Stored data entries
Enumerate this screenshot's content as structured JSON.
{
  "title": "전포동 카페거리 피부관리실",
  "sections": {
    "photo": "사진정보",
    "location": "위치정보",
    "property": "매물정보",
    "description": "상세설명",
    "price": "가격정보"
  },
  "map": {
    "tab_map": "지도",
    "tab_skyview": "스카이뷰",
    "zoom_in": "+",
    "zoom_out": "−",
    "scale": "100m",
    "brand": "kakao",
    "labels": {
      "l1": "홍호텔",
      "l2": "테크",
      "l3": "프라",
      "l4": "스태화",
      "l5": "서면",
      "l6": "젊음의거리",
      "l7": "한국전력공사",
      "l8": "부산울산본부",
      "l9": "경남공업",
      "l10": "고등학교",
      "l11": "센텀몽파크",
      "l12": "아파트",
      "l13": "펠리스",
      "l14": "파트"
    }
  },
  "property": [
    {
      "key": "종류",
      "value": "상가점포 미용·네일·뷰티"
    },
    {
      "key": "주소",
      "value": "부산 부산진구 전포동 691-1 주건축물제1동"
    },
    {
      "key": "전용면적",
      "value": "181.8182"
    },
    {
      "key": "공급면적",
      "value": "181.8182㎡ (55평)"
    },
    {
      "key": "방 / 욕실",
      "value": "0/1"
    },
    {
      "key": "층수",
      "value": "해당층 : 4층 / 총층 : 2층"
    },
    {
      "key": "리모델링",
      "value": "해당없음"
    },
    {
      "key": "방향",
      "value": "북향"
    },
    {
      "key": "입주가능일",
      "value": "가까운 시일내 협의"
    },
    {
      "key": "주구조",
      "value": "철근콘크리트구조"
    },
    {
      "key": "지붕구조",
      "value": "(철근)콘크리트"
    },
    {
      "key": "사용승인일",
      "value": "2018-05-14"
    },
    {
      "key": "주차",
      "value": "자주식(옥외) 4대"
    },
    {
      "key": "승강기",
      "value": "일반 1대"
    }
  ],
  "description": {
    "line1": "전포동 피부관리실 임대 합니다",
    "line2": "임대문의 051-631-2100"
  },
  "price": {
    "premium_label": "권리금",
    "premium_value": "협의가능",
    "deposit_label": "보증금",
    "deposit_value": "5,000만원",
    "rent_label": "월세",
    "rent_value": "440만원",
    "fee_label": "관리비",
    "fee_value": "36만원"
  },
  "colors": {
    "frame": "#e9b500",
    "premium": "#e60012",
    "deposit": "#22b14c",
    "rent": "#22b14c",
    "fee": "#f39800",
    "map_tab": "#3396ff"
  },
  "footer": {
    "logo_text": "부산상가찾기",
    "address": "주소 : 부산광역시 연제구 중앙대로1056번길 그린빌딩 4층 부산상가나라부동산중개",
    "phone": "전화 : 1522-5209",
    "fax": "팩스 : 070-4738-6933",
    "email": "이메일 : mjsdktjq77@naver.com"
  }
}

◆ **Directions for this task**:
Transcribe all entries exactly as they are given.

◆ **Full answer**:
Enumerate this screenshot's content as structured JSON.
{
  "title": "전포동 카페거리 피부관리실",
  "sections": {
    "photo": "사진정보",
    "location": "위치정보",
    "property": "매물정보",
    "description": "상세설명",
    "price": "가격정보"
  },
  "map": {
    "tab_map": "지도",
    "tab_skyview": "스카이뷰",
    "zoom_in": "+",
    "zoom_out": "−",
    "scale": "100m",
    "brand": "kakao",
    "labels": {
      "l1": "홍호텔",
      "l2": "테크",
      "l3": "프라",
      "l4": "스태화",
      "l5": "서면",
      "l6": "젊음의거리",
      "l7": "한국전력공사",
      "l8": "부산울산본부",
      "l9": "경남공업",
      "l10": "고등학교",
      "l11": "센텀몽파크",
      "l12": "아파트",
      "l13": "펠리스",
      "l14": "파트"
    }
  },
  "property": [
    {
      "key": "종류",
      "value": "상가점포 미용·네일·뷰티"
    },
    {
      "key": "주소",
      "value": "부산 부산진구 전포동 691-1 주건축물제1동"
    },
    {
      "key": "전용면적",
      "value": "181.8182"
    },
    {
      "key": "공급면적",
      "value": "181.8182㎡ (55평)"
    },
    {
      "key": "방 / 욕실",
      "value": "0/1"
    },
    {
      "key": "층수",
      "value": "해당층 : 4층 / 총층 : 2층"
    },
    {
      "key": "리모델링",
      "value": "해당없음"
    },
    {
      "key": "방향",
      "value": "북향"
    },
    {
      "key": "입주가능일",
      "value": "가까운 시일내 협의"
    },
    {
      "key": "주구조",
      "value": "철근콘크리트구조"
    },
    {
      "key": "지붕구조",
      "value": "(철근)콘크리트"
    },
    {
      "key": "사용승인일",
      "value": "2018-05-14"
    },
    {
      "key": "주차",
      "value": "자주식(옥외) 4대"
    },
    {
      "key": "승강기",
      "value": "일반 1대"
    }
  ],
  "description": {
    "line1": "전포동 피부관리실 임대 합니다",
    "line2": "임대문의 051-631-2100"
  },
  "price": {
    "premium_label": "권리금",
    "premium_value": "협의가능",
    "deposit_label": "보증금",
    "deposit_value": "5,000만원",
    "rent_label": "월세",
    "rent_value": "440만원",
    "fee_label": "관리비",
    "fee_value": "36만원"
  },
  "colors": {
    "frame": "#e9b500",
    "premium": "#e60012",
    "deposit": "#22b14c",
    "rent": "#22b14c",
    "fee": "#f39800",
    "map_tab": "#3396ff"
  },
  "footer": {
    "logo_text": "부산상가찾기",
    "address": "주소 : 부산광역시 연제구 중앙대로1056번길 그린빌딩 4층 부산상가나라부동산중개",
    "phone": "전화 : 1522-5209",
    "fax": "팩스 : 070-4738-6933",
    "email": "이메일 : mjsdktjq77@naver.com"
  }
}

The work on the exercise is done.